Go through the material below and copy all lines with "daar".

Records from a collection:
##########
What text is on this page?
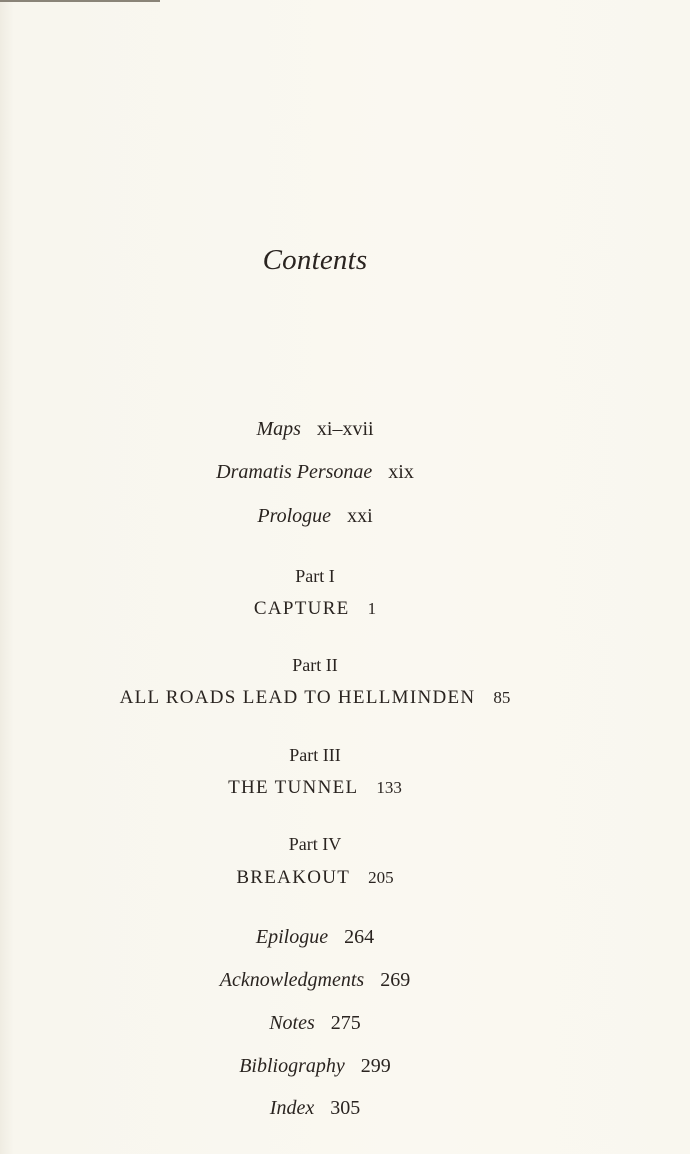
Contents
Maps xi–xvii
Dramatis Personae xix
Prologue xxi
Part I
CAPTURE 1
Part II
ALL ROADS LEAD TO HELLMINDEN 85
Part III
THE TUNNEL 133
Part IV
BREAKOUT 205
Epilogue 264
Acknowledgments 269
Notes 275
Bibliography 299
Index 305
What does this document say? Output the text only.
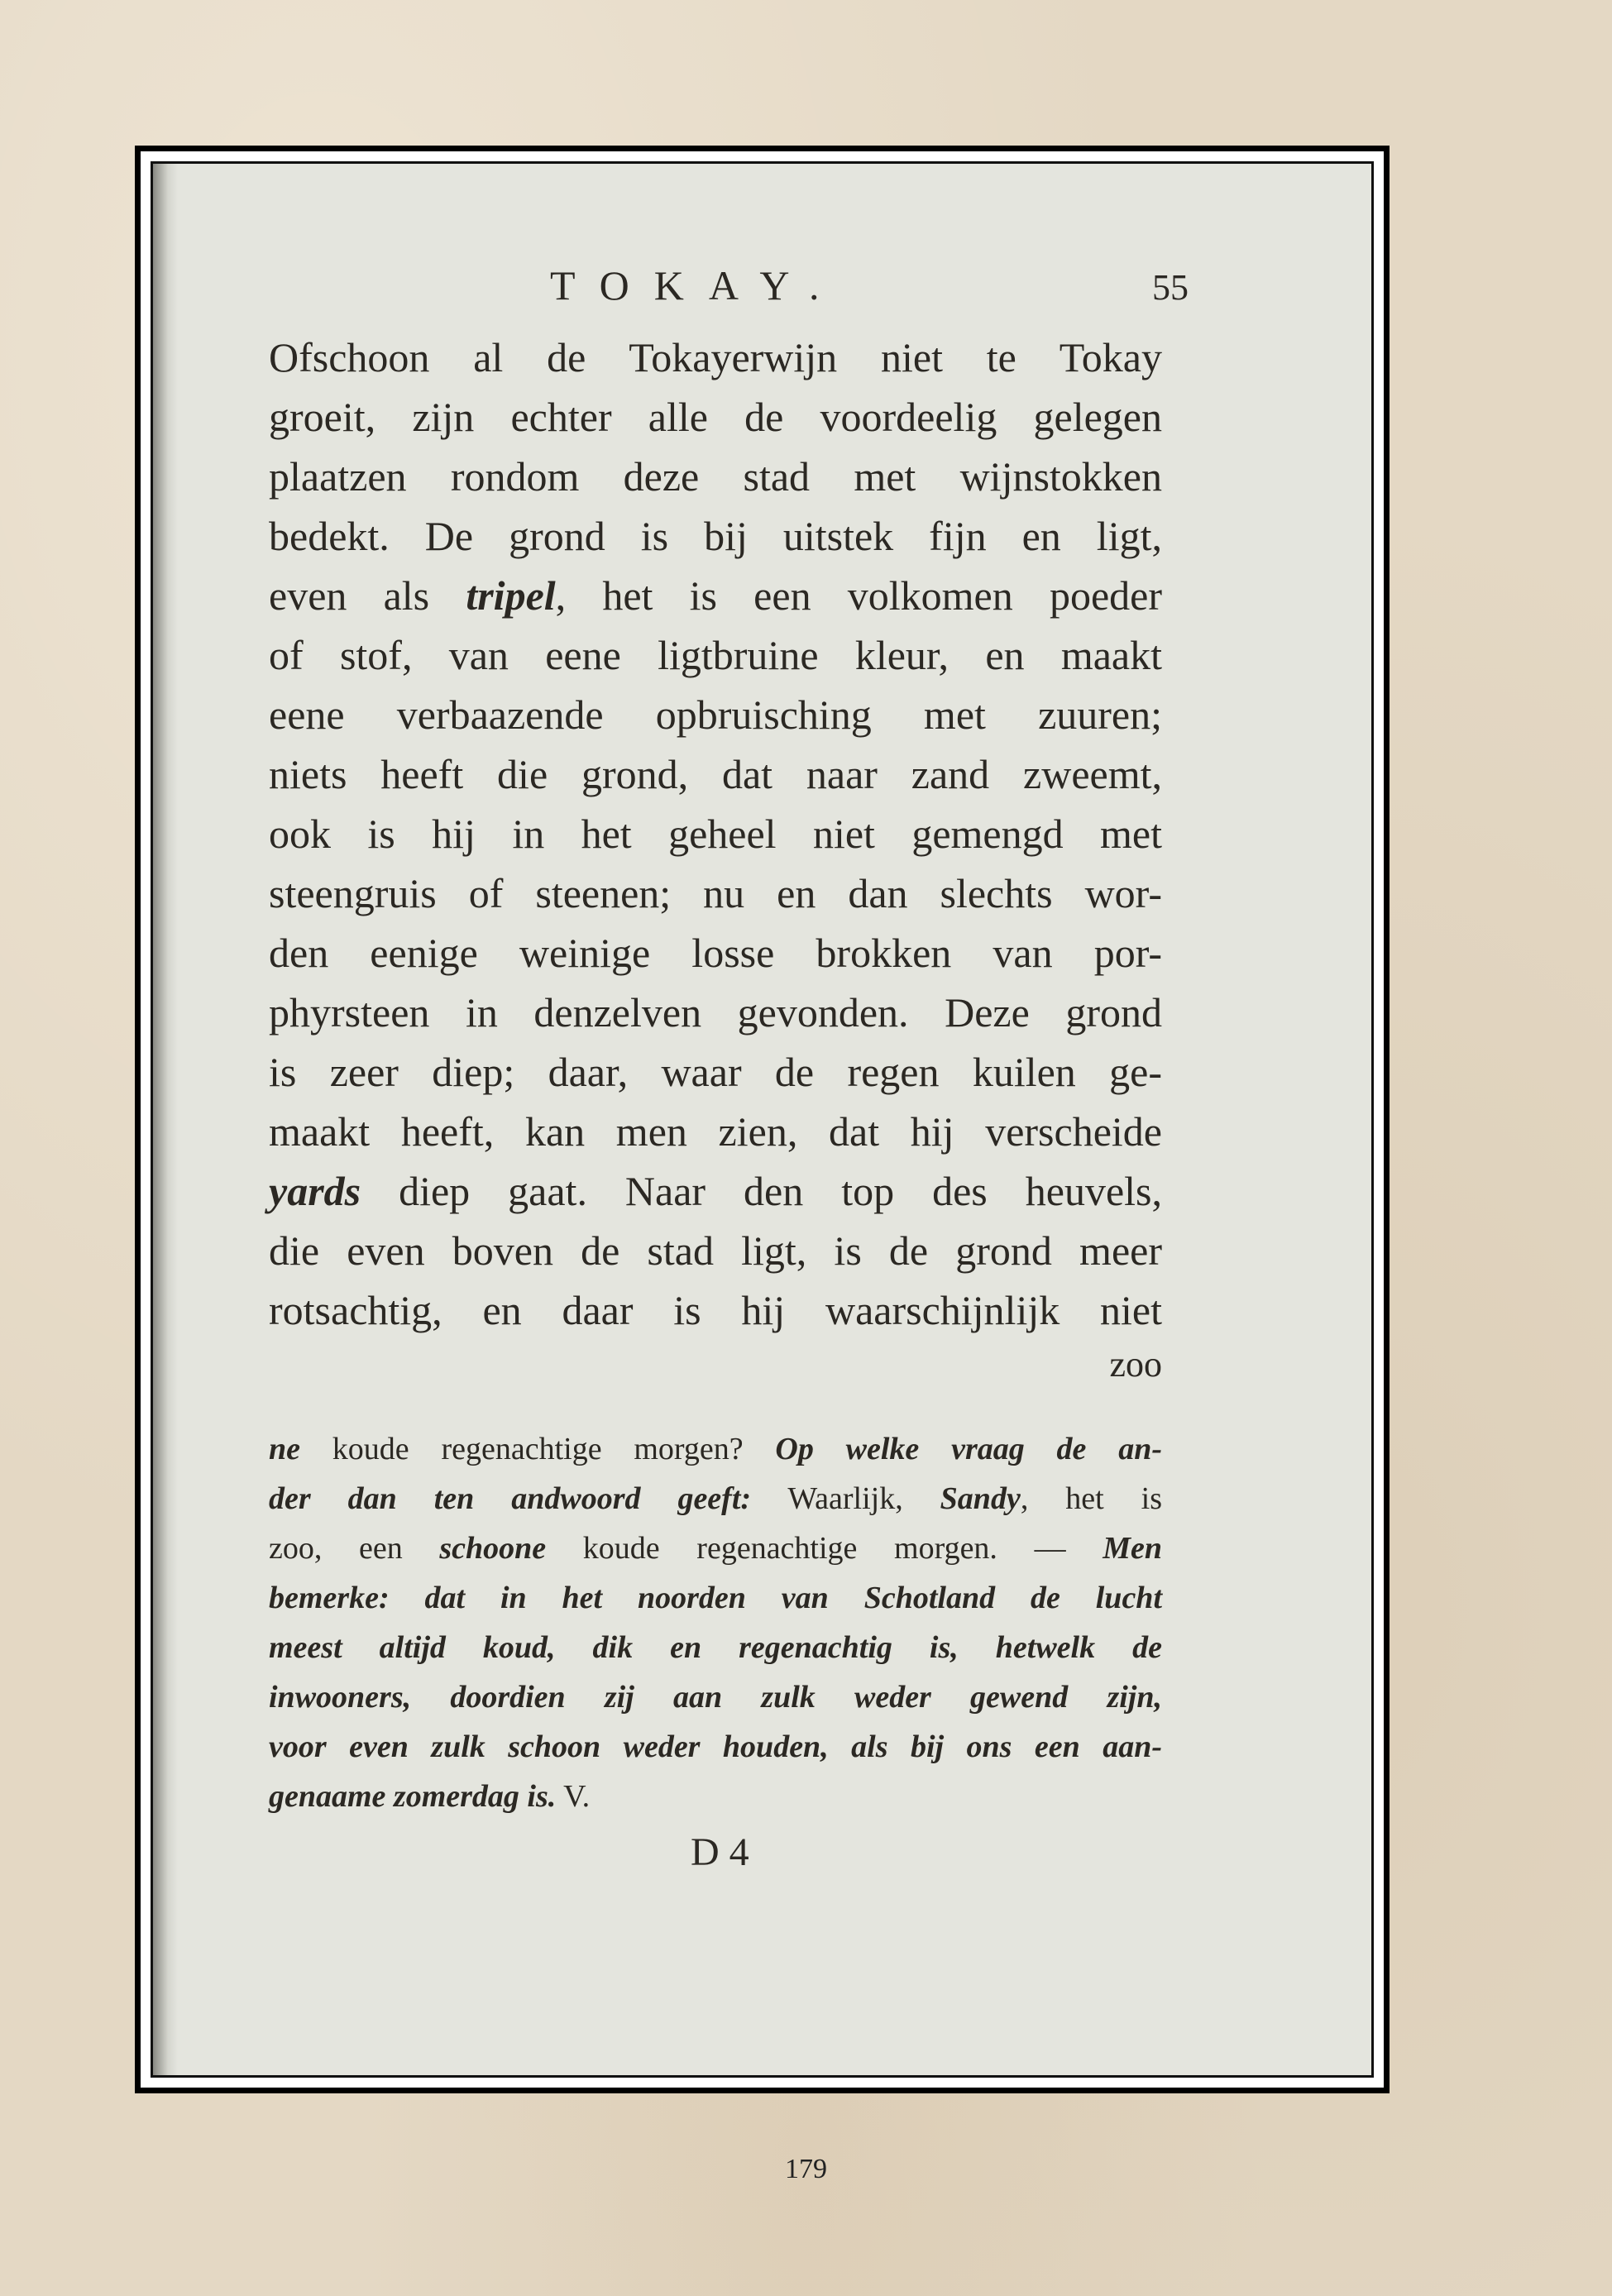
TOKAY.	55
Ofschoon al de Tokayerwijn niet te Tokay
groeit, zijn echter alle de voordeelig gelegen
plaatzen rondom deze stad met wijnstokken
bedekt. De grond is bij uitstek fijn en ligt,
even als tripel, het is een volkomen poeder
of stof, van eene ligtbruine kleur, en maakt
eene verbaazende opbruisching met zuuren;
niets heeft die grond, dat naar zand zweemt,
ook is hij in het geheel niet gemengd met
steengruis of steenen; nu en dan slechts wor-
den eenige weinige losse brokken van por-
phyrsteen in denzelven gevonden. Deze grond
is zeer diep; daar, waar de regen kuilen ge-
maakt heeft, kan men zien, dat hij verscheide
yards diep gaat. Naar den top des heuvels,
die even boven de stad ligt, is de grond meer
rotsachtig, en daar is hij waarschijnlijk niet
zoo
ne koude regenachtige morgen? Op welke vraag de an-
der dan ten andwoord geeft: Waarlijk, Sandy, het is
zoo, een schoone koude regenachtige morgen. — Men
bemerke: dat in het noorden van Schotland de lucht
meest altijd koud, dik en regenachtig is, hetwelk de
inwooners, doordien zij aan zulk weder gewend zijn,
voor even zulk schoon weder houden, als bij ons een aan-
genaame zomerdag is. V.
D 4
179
##########
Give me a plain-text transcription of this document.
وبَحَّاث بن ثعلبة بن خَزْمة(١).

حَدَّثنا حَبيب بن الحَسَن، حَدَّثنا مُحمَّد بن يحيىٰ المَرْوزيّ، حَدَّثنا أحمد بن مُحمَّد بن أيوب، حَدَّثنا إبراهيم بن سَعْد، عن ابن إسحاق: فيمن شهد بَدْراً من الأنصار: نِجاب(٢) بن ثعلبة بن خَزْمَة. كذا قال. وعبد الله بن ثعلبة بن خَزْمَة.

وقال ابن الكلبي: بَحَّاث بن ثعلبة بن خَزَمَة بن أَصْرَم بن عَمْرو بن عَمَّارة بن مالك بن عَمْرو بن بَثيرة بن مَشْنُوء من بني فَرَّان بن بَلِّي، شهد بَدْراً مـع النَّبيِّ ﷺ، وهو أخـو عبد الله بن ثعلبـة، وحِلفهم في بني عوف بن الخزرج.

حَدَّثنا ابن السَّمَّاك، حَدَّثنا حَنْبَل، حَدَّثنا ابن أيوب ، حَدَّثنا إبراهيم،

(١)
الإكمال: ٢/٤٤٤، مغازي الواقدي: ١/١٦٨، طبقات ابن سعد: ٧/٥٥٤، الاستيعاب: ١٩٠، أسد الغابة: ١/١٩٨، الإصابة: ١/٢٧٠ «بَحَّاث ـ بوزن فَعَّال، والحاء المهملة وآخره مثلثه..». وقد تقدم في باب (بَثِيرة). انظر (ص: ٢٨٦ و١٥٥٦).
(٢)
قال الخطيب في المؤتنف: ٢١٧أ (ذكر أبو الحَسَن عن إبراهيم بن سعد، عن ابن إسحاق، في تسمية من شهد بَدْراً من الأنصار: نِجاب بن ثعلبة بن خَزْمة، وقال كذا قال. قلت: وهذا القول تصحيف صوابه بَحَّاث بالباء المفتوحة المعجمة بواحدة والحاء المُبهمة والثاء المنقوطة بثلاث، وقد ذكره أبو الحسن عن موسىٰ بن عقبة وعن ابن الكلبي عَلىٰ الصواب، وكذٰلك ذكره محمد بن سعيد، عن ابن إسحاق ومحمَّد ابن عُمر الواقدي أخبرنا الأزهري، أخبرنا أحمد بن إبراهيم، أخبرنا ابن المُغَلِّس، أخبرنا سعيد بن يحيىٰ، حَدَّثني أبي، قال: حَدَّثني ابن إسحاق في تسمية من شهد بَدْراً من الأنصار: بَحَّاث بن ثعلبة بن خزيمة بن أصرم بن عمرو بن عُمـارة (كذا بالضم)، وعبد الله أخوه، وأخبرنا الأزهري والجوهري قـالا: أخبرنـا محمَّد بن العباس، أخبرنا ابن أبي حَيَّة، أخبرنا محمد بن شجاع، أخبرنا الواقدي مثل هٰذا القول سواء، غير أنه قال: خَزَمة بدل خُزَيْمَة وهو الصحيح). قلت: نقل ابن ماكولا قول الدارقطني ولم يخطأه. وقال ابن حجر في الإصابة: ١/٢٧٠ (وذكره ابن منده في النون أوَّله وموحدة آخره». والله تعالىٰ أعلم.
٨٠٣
##########
=== EXERCISE RESULT ===
is zeer diep; daar, waar de regen kuilen ge-
rotsachtig, en daar is hij waarschijnlijk niet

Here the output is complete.